TRECHO PARA LER:

__________________________________________________

É nesse espaço físico, onde encontra seus objetos favoritos com os quais brinca e se alegra durante o dia, que a criança pode experienciar seus medos, desejos, fantasias, angústias e frustrações, que às vezes ocorrem à noite, e contar com a estabilidade do local, que se manterá inteiro, constante, independente de seu estado emocional.
O aconchego em seu cantinho estável ajuda a criança a ir se apropriando da capacidade de enfrentar suas dificuldades com mais independência. Conforme ela perceba que está aprendendo a ficar bem sozinha à noite e que consegue regular seu sono, a autonomia avança e se instala.
Na medida em que o quarto é importante para o filho e é respeitado pelos pais, que têm o cuidado de não invadir respeitando o momento da criança, sua hora da brincadeira, seus pertences e a identidade que ela vai imprimindo no ambiente, também isso é refletido para uma das noções fundamentais na educação humana; o respeito ao próximo e à individualidade. Naturalmente fica bem mais fácil que a criança respeite o cômodo e a intimidade dos pais, naturalmente se eles estabelecerem os limites.
Ao contrário, quando as relações em casa são misturadas, os papéis não são definidos, quando não há demarcações de território e limites nas relações, quando a criança não consegue compreender onde começa e termina seus direitos e os do próximo, fica um grande conflito que é imediatamente sentido com ansiedade e traduzido em muitas dificuldades no desenvolvimento infantil.
Podemos pensar aqui também sobre o a questão da relação conjugal. O consentimento dos pais para o filho dormir na cama ou quarto deles, sem respeito às privacidades, na maioria das vezes ocorre por uma situação pendente entre o casal. A entrada do filho faz adiar a discussão do conflito. Eles poderiam até nunca resolver suas questões, por opção deles, mas precisam ter o cuidado de não usarem a criança neste papel. Independente do que haja na relação dos adultos, filhos e pais não devem dormir juntos, para o bem de quem ainda está crescendo, já tem suas próprias angústias e não precisa ficar imersa nesse clima de emoções encobertas.

__________________________________________________

REGISTROS FORNECIDOS:
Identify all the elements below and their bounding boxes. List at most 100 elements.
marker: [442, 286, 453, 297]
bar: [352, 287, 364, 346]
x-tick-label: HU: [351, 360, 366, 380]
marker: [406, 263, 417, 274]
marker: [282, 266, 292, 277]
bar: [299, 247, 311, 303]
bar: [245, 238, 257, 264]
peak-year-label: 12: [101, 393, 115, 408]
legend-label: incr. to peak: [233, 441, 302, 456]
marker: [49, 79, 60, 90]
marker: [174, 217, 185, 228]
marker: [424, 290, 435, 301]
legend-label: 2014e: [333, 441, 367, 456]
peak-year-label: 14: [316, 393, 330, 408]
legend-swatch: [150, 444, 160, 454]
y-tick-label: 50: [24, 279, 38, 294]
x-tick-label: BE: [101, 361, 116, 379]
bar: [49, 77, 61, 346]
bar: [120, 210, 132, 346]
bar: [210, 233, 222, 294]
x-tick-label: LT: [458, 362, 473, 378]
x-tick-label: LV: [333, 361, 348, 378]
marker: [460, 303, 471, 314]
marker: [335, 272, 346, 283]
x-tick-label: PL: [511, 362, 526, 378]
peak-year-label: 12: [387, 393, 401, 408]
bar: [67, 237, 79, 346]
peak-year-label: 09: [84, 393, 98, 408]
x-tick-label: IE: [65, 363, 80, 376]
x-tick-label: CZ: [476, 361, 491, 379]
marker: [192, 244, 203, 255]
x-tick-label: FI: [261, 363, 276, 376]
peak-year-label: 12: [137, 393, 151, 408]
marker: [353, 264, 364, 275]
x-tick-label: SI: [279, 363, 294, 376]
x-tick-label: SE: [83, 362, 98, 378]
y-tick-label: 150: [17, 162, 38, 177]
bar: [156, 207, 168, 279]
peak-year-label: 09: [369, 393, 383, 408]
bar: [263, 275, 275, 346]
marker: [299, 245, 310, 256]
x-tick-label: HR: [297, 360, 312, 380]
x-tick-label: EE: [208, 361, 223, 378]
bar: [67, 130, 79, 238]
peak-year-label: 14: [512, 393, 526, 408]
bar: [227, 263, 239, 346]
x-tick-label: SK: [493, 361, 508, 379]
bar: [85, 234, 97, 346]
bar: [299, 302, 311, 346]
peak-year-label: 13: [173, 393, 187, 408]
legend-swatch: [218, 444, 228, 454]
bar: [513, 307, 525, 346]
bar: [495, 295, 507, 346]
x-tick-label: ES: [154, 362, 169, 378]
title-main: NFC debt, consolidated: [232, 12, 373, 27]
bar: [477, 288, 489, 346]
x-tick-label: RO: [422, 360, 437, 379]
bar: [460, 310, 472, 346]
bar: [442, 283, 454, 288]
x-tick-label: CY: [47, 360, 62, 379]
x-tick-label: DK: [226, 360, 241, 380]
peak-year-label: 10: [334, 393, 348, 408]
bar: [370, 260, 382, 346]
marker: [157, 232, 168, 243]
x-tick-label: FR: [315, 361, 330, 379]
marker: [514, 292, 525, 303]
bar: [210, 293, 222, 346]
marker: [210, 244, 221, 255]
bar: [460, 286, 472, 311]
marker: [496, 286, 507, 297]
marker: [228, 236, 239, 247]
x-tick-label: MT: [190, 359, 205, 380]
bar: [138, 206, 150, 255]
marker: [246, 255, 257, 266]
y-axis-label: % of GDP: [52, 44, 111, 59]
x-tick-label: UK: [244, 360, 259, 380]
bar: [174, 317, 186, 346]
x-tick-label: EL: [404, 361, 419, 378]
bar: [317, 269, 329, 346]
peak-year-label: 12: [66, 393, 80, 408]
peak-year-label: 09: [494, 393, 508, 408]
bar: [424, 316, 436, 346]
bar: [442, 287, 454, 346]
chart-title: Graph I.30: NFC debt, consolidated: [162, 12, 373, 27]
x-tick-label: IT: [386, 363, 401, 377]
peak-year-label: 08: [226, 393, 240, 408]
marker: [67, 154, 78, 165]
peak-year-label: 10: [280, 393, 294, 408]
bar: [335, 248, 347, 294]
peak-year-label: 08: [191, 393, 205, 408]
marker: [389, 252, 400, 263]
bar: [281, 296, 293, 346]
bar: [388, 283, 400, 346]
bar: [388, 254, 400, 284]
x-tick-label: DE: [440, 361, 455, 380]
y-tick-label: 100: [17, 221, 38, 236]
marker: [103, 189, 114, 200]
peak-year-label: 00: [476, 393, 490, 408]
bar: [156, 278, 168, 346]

__________________________________________________

TAREFAS PEDIDAS:
#1 Atualize o texto sobre o quarto da criança, de "É nesse espaço" até "seu estado emocional.", incluindo esse final, e troque "objetos favoritos" por "brinquedos preferidos".
#2 Traduza para o inglês esta frase do texto sobre o quarto da criança: "A entrada do filho faz adiar a discussão do conflito."
#3 Prossiga com o texto sobre o quarto da criança a partir do ponto em que ele para.
Os registros vêm de outra fonte.

RESPOSTAS EM ORDEM:
#1
É nesse espaço físico, onde encontra seus brinquedos preferidos com os quais brinca e se alegra durante o dia, que a criança pode experienciar seus medos, desejos, fantasias, angústias e frustrações, que às vezes ocorrem à noite, e contar com a estabilidade do local, que se manterá inteiro, constante, independente de seu estado emocional.

#2 The child's coming in puts off the discussion of the conflict.

#3
A cama dos pais, especialmente, com a atmosfera de intimidade sexual, com desejos corporais sentidos e muitas vezes realizados total ou parcialmente na presença da criança, mesmo que esteja dormindo, pode suscitar um interesse e estímulo sensual no filho, como atividade de voyeur e desejos exibicionistas. Lembremos que toda criança, desde que nasce, é um ser sexuado em desenvolvimento e suas etapas precisam ser vividas dentro da capacidade que seu sistema cognitivo e emocional puder dar conta.
Quando acontece a separação do casal e por qualquer motivo o filho passa a dormir com um dos pais, é comum que ele comece a achar que está substituindo alguém e adotar inconscientemente uma responsabilidade fora de hora. O resultado pode ser o fracasso em alguma esfera de sua vida, geralmente na escola...
Será então que a criança nunca pode dormir com os pais? Como um dia excepcional, como uma exceção bem esporádica, apenas assim.
E quando o filho fica doente? Isso é uma exceção, mas a criança pode perceber e usar como regra, chegando a adoecer de verdade ou criar o sintoma fictício... O ideal, dependendo da doença, é que cuidados sejam tomados no sentido da criança poder ser assistida em seu próprio quarto.
Para concluir esta reflexão, mas não para terminar, lembro que educar é a arte da reparação, ou seja, sempre estaremos sujeitos a reformular nossas ações diante de novas idéias e conhecimentos que adquirimos. E isso é extremamente importante para a criança porque, diante das falhas ambientais com sua posterior reparação, ela se reorganiza, aprende a flexibilizar suas idéias e seu comportamento, vê que somos seres sempre dispostos a melhorar e nos adaptar às suas necessidades. Esta é também uma expressão de amor.